Problem - Lines containing the string "Зоны" are to be collected in full.

Record list -
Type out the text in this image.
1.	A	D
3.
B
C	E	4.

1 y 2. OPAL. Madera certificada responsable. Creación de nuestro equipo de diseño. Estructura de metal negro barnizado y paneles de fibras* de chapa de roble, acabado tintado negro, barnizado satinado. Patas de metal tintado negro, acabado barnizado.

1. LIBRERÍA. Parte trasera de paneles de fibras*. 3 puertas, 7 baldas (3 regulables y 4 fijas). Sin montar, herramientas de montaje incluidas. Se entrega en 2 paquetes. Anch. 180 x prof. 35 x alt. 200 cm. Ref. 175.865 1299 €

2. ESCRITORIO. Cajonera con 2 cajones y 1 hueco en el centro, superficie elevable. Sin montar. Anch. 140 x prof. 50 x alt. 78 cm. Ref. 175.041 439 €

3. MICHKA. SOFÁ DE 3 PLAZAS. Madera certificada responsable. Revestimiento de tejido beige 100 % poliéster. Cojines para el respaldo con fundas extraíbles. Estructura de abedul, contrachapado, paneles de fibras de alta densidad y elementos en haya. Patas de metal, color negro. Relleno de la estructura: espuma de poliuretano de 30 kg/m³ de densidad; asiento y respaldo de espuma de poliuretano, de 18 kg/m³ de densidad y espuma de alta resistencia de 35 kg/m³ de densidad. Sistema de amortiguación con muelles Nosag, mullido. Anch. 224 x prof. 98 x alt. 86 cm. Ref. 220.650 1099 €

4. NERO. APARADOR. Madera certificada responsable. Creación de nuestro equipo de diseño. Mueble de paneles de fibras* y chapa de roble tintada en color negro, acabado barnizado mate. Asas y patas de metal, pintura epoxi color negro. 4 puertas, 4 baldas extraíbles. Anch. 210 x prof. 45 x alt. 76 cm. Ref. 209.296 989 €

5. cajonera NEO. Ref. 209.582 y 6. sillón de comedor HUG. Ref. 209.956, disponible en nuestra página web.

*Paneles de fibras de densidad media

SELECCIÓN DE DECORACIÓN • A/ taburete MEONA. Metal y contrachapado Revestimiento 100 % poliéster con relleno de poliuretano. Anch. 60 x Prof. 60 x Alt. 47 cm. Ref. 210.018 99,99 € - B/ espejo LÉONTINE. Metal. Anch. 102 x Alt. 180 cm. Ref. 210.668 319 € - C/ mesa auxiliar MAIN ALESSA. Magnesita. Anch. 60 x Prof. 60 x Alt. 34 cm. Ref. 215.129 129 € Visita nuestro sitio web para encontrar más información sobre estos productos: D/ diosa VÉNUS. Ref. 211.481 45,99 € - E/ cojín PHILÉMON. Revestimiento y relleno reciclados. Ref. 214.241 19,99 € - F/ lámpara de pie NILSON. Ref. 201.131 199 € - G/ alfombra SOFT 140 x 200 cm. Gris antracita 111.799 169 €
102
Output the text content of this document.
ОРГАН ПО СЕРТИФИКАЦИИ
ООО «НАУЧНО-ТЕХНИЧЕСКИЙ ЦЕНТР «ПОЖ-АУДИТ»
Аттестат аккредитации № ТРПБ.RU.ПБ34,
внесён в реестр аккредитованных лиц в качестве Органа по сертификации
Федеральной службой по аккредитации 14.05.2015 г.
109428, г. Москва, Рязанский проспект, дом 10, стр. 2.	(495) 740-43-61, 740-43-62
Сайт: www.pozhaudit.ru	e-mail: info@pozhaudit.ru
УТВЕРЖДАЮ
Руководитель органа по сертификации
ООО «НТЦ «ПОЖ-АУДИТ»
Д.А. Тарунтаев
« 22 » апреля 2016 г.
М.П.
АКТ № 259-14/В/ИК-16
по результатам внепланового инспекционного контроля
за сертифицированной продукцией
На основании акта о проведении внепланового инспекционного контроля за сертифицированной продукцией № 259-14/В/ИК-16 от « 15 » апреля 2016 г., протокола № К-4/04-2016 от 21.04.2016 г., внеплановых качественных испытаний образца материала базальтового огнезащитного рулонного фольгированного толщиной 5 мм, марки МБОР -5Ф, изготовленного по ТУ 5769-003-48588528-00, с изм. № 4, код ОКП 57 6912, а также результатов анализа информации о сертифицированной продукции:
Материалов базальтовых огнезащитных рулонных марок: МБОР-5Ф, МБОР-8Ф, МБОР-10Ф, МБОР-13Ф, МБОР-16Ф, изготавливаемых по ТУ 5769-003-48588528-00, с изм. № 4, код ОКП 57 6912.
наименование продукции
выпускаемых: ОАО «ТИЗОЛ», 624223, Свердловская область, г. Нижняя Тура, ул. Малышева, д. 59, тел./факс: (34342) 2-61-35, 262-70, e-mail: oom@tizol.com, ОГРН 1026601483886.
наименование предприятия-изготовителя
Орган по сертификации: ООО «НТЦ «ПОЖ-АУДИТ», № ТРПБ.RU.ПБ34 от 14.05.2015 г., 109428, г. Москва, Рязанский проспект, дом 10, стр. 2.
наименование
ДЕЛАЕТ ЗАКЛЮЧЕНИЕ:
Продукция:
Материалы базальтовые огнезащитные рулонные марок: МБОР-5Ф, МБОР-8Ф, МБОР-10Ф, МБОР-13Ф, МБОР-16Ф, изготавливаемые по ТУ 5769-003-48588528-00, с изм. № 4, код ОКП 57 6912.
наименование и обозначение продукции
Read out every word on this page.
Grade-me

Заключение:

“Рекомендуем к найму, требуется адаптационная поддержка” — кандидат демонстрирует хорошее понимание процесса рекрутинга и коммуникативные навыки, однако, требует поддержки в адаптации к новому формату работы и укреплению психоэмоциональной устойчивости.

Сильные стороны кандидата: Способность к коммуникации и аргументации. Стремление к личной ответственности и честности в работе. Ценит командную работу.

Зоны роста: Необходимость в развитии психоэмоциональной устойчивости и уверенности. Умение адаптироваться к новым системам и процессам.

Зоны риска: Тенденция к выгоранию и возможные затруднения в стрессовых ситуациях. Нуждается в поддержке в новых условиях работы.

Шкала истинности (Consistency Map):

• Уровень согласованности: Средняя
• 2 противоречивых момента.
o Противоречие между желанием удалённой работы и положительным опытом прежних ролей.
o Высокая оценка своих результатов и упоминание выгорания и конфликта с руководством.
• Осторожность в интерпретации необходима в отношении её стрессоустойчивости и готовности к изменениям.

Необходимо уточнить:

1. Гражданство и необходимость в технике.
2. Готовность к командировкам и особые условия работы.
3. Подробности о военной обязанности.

Solution below -
Зоны роста: Необходимость в развитии психоэмоциональной устойчивости и уверенности. Умение адаптироваться к новым системам и процессам.
Зоны риска: Тенденция к выгоранию и возможные затруднения в стрессовых ситуациях. Нуждается в поддержке в новых условиях работы.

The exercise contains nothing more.